**Task instructions**:
Exclude all pictures, then copy each of the records exactly as written.

— begin Supplied records —

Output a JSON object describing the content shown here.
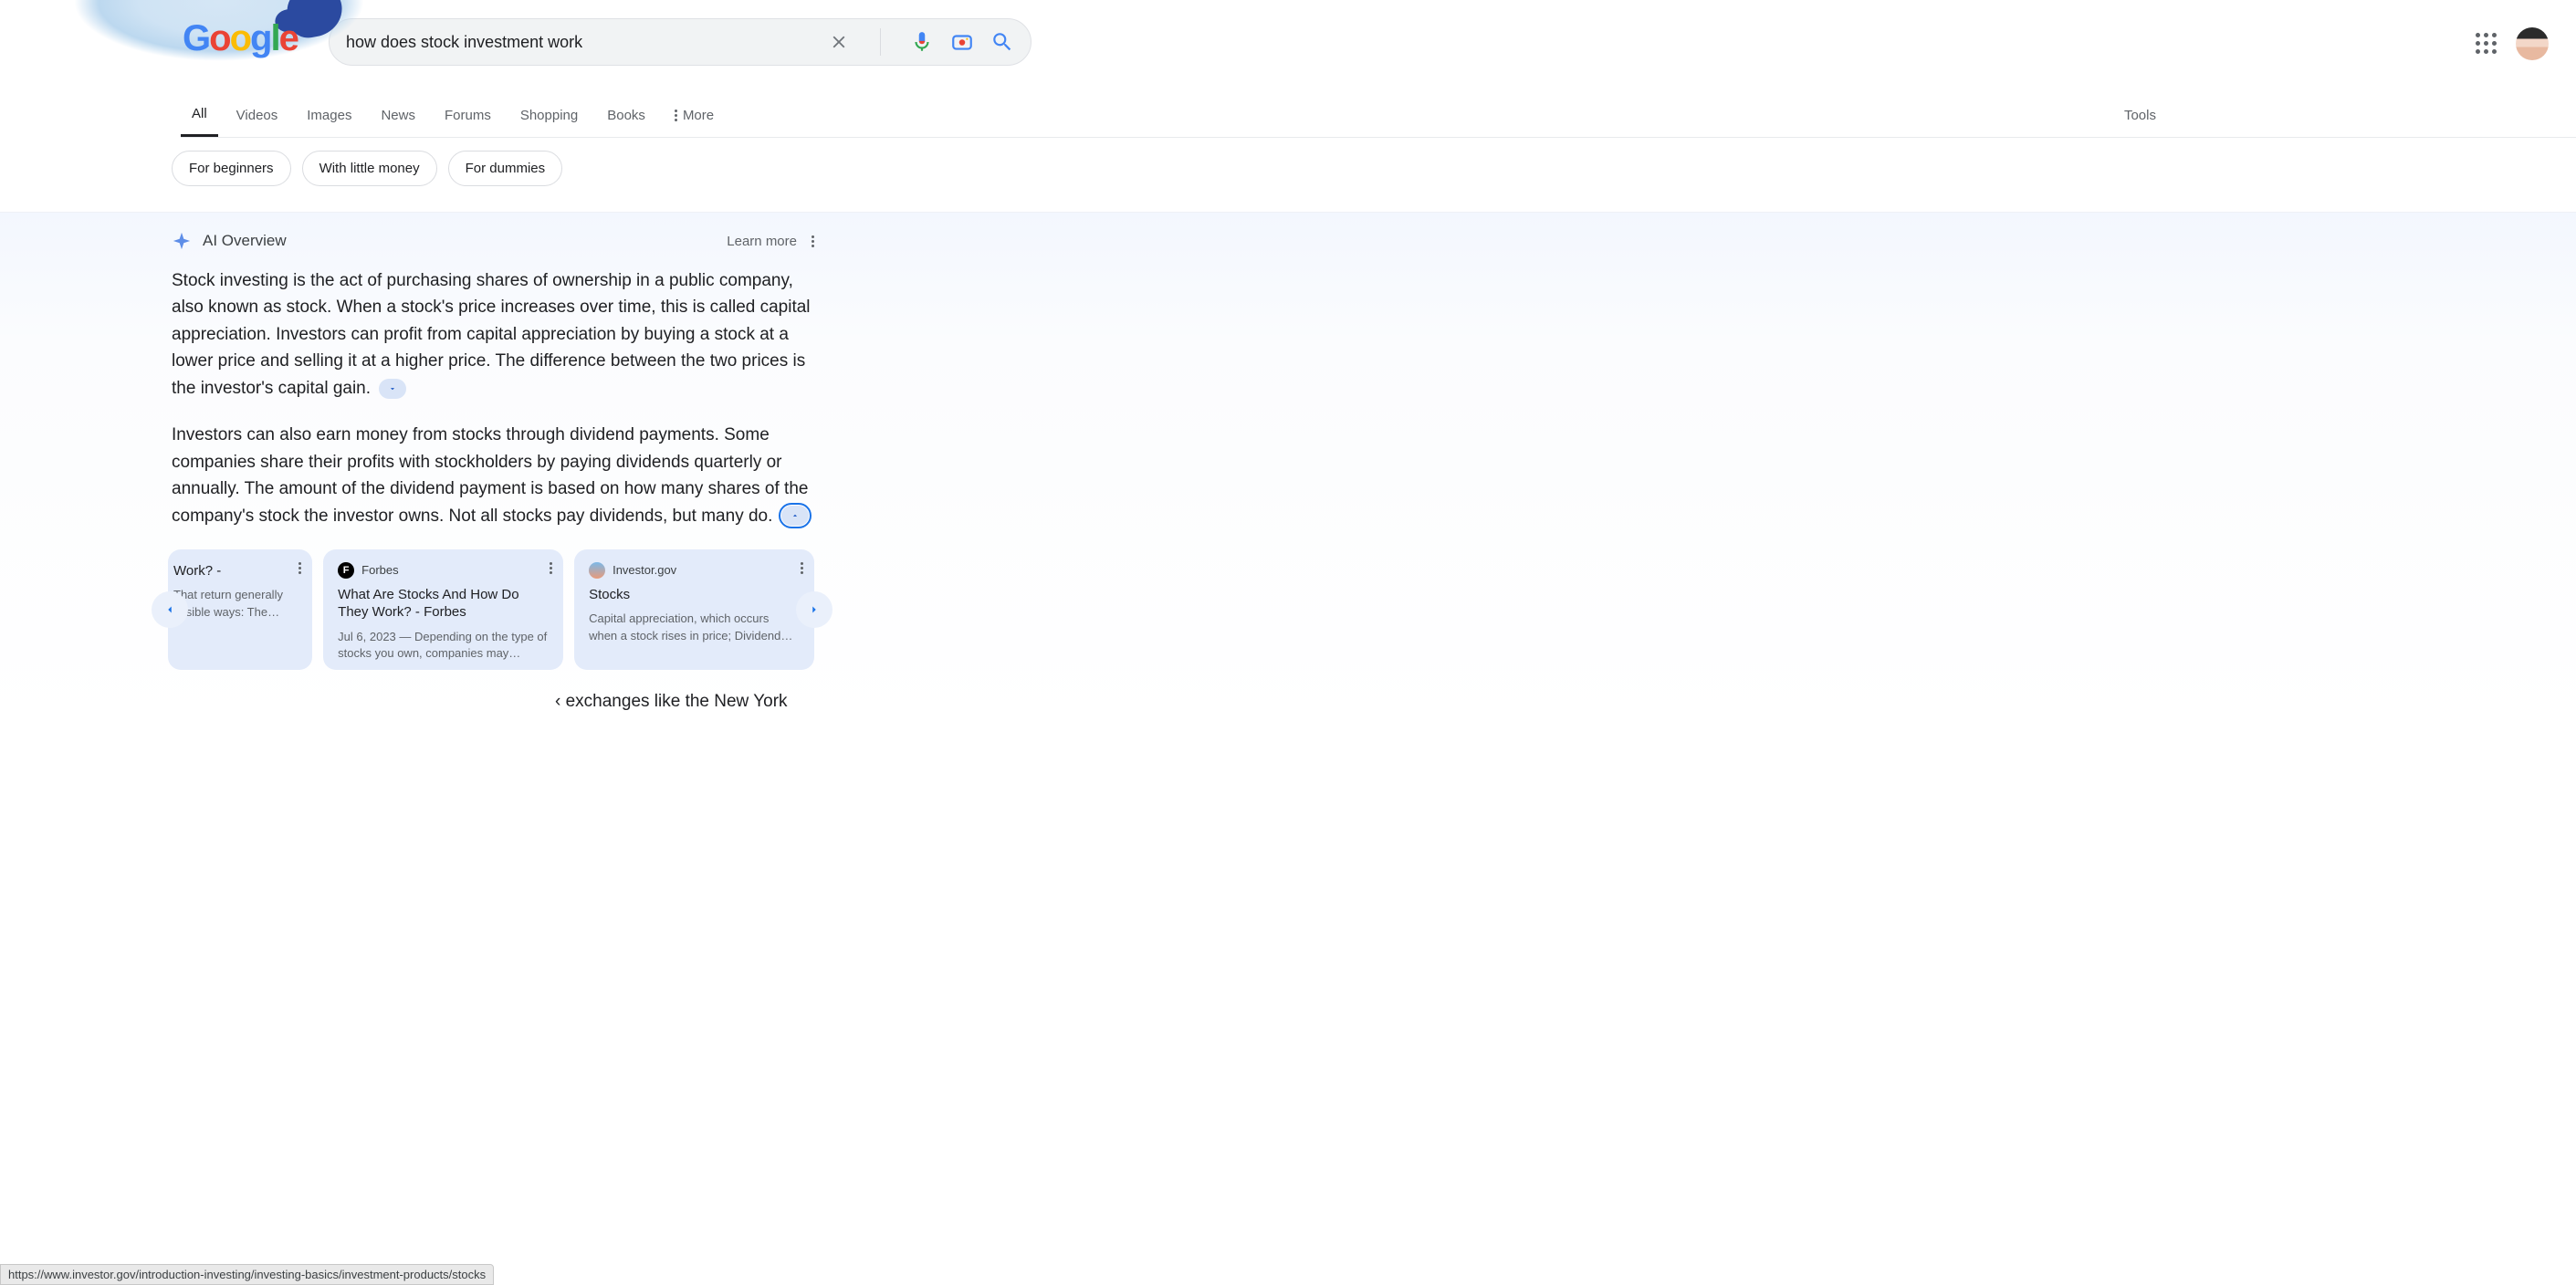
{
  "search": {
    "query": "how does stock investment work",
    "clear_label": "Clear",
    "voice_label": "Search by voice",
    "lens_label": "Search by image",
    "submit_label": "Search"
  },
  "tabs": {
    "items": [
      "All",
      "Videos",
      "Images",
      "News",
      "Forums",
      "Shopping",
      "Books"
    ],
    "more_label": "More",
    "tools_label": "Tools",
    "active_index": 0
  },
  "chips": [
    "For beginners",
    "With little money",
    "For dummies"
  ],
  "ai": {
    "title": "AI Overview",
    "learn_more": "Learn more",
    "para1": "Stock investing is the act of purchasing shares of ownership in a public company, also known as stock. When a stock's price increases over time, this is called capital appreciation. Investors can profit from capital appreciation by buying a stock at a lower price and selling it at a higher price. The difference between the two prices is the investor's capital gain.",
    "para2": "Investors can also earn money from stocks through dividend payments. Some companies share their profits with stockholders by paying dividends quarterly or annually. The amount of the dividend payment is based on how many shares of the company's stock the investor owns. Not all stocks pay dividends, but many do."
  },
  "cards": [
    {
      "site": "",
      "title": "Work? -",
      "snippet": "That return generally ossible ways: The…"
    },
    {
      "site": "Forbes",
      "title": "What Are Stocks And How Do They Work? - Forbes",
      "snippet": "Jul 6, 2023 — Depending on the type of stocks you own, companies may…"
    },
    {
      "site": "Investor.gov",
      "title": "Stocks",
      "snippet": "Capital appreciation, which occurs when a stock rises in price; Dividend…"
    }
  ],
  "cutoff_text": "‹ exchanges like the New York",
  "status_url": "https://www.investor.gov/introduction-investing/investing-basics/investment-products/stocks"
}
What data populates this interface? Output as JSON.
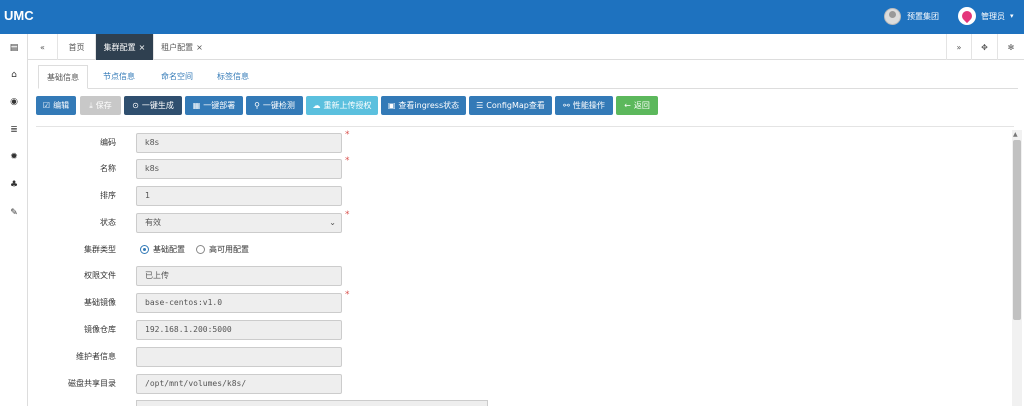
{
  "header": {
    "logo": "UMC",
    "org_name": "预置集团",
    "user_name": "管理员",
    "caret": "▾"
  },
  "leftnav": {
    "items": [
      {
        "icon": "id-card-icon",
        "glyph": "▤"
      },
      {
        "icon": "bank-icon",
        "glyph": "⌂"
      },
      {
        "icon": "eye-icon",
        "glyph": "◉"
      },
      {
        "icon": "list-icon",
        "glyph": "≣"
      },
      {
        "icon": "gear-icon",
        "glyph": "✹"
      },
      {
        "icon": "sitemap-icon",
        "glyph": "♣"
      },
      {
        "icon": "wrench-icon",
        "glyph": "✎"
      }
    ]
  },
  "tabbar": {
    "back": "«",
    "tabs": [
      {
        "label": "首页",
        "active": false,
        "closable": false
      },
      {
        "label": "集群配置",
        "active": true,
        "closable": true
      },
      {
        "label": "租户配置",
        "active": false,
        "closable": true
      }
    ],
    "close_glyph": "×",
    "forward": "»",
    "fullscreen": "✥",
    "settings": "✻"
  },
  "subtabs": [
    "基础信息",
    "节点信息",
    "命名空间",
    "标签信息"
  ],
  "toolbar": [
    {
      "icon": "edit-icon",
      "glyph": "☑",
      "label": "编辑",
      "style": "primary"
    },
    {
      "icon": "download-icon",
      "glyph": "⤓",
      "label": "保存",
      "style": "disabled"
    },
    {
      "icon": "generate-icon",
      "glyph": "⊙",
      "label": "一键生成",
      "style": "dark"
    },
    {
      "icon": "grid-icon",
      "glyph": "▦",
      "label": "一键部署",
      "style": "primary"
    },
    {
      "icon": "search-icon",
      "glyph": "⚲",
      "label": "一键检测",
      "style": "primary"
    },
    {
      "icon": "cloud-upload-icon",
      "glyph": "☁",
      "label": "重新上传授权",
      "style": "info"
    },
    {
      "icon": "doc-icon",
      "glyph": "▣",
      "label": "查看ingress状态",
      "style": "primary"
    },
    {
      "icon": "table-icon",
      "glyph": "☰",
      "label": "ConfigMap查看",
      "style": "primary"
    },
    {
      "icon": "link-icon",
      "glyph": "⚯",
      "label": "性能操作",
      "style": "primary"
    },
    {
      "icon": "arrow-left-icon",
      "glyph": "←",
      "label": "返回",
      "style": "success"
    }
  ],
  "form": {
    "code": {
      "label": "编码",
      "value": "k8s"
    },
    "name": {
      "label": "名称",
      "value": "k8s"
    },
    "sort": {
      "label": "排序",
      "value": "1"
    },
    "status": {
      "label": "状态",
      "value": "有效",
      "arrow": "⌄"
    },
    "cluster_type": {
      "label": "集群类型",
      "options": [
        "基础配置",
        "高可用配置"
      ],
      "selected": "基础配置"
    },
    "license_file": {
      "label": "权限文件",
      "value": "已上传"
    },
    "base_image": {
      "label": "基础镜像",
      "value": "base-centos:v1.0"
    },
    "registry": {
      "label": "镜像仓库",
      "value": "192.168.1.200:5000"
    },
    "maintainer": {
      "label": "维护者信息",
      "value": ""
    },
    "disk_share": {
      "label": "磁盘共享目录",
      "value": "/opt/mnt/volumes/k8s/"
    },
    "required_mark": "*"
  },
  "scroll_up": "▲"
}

— end Supplied records —

**Right answer**:
Output a JSON object describing the content shown here.
{
  "search": {
    "query": "how does stock investment work",
    "clear_label": "Clear",
    "voice_label": "Search by voice",
    "lens_label": "Search by image",
    "submit_label": "Search"
  },
  "tabs": {
    "items": [
      "All",
      "Videos",
      "Images",
      "News",
      "Forums",
      "Shopping",
      "Books"
    ],
    "more_label": "More",
    "tools_label": "Tools",
    "active_index": 0
  },
  "chips": [
    "For beginners",
    "With little money",
    "For dummies"
  ],
  "ai": {
    "title": "AI Overview",
    "learn_more": "Learn more",
    "para1": "Stock investing is the act of purchasing shares of ownership in a public company, also known as stock. When a stock's price increases over time, this is called capital appreciation. Investors can profit from capital appreciation by buying a stock at a lower price and selling it at a higher price. The difference between the two prices is the investor's capital gain.",
    "para2": "Investors can also earn money from stocks through dividend payments. Some companies share their profits with stockholders by paying dividends quarterly or annually. The amount of the dividend payment is based on how many shares of the company's stock the investor owns. Not all stocks pay dividends, but many do."
  },
  "cards": [
    {
      "site": "",
      "title": "Work? -",
      "snippet": "That return generally ossible ways: The…"
    },
    {
      "site": "Forbes",
      "title": "What Are Stocks And How Do They Work? - Forbes",
      "snippet": "Jul 6, 2023 — Depending on the type of stocks you own, companies may…"
    },
    {
      "site": "Investor.gov",
      "title": "Stocks",
      "snippet": "Capital appreciation, which occurs when a stock rises in price; Dividend…"
    }
  ],
  "cutoff_text": "‹ exchanges like the New York",
  "status_url": "https://www.investor.gov/introduction-investing/investing-basics/investment-products/stocks"
}
What data populates this interface? Output as JSON.
{
  "header": {
    "logo": "UMC",
    "org_name": "预置集团",
    "user_name": "管理员",
    "caret": "▾"
  },
  "leftnav": {
    "items": [
      {
        "icon": "id-card-icon",
        "glyph": "▤"
      },
      {
        "icon": "bank-icon",
        "glyph": "⌂"
      },
      {
        "icon": "eye-icon",
        "glyph": "◉"
      },
      {
        "icon": "list-icon",
        "glyph": "≣"
      },
      {
        "icon": "gear-icon",
        "glyph": "✹"
      },
      {
        "icon": "sitemap-icon",
        "glyph": "♣"
      },
      {
        "icon": "wrench-icon",
        "glyph": "✎"
      }
    ]
  },
  "tabbar": {
    "back": "«",
    "tabs": [
      {
        "label": "首页",
        "active": false,
        "closable": false
      },
      {
        "label": "集群配置",
        "active": true,
        "closable": true
      },
      {
        "label": "租户配置",
        "active": false,
        "closable": true
      }
    ],
    "close_glyph": "×",
    "forward": "»",
    "fullscreen": "✥",
    "settings": "✻"
  },
  "subtabs": [
    "基础信息",
    "节点信息",
    "命名空间",
    "标签信息"
  ],
  "toolbar": [
    {
      "icon": "edit-icon",
      "glyph": "☑",
      "label": "编辑",
      "style": "primary"
    },
    {
      "icon": "download-icon",
      "glyph": "⤓",
      "label": "保存",
      "style": "disabled"
    },
    {
      "icon": "generate-icon",
      "glyph": "⊙",
      "label": "一键生成",
      "style": "dark"
    },
    {
      "icon": "grid-icon",
      "glyph": "▦",
      "label": "一键部署",
      "style": "primary"
    },
    {
      "icon": "search-icon",
      "glyph": "⚲",
      "label": "一键检测",
      "style": "primary"
    },
    {
      "icon": "cloud-upload-icon",
      "glyph": "☁",
      "label": "重新上传授权",
      "style": "info"
    },
    {
      "icon": "doc-icon",
      "glyph": "▣",
      "label": "查看ingress状态",
      "style": "primary"
    },
    {
      "icon": "table-icon",
      "glyph": "☰",
      "label": "ConfigMap查看",
      "style": "primary"
    },
    {
      "icon": "link-icon",
      "glyph": "⚯",
      "label": "性能操作",
      "style": "primary"
    },
    {
      "icon": "arrow-left-icon",
      "glyph": "←",
      "label": "返回",
      "style": "success"
    }
  ],
  "form": {
    "code": {
      "label": "编码",
      "value": "k8s"
    },
    "name": {
      "label": "名称",
      "value": "k8s"
    },
    "sort": {
      "label": "排序",
      "value": "1"
    },
    "status": {
      "label": "状态",
      "value": "有效",
      "arrow": "⌄"
    },
    "cluster_type": {
      "label": "集群类型",
      "options": [
        "基础配置",
        "高可用配置"
      ],
      "selected": "基础配置"
    },
    "license_file": {
      "label": "权限文件",
      "value": "已上传"
    },
    "base_image": {
      "label": "基础镜像",
      "value": "base-centos:v1.0"
    },
    "registry": {
      "label": "镜像仓库",
      "value": "192.168.1.200:5000"
    },
    "maintainer": {
      "label": "维护者信息",
      "value": ""
    },
    "disk_share": {
      "label": "磁盘共享目录",
      "value": "/opt/mnt/volumes/k8s/"
    },
    "required_mark": "*"
  },
  "scroll_up": "▲"
}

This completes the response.